• [SHORT EXERCISE]: An exact copy of the records is required, minus the pictures they hold.

Some records:
_ _ _ _
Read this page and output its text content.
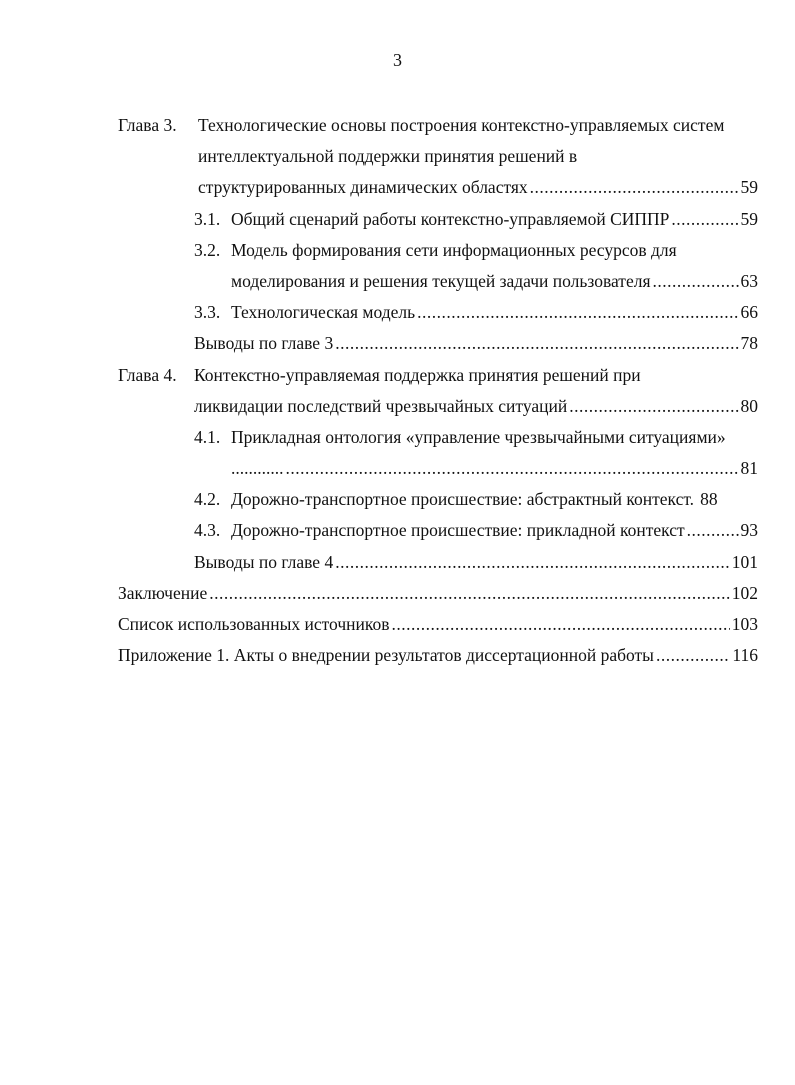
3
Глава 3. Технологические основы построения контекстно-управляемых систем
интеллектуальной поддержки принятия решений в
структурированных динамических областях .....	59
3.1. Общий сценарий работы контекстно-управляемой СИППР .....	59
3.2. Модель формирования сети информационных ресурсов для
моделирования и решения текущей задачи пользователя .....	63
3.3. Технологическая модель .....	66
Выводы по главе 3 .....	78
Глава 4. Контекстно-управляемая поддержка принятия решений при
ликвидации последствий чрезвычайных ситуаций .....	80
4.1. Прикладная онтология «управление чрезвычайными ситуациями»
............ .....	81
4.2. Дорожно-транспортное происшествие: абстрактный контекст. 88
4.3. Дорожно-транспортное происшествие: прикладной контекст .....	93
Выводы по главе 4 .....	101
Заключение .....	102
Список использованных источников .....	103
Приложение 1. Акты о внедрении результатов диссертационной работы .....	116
_ _ _ _
• [THE REPLY]:
Read this page and output its text content.
3
Глава 3. Технологические основы построения контекстно-управляемых систем
интеллектуальной поддержки принятия решений в
структурированных динамических областях .....	59
3.1. Общий сценарий работы контекстно-управляемой СИППР .....	59
3.2. Модель формирования сети информационных ресурсов для
моделирования и решения текущей задачи пользователя .....	63
3.3. Технологическая модель .....	66
Выводы по главе 3 .....	78
Глава 4. Контекстно-управляемая поддержка принятия решений при
ликвидации последствий чрезвычайных ситуаций .....	80
4.1. Прикладная онтология «управление чрезвычайными ситуациями»
............ .....	81
4.2. Дорожно-транспортное происшествие: абстрактный контекст. 88
4.3. Дорожно-транспортное происшествие: прикладной контекст .....	93
Выводы по главе 4 .....	101
Заключение .....	102
Список использованных источников .....	103
Приложение 1. Акты о внедрении результатов диссертационной работы .....	116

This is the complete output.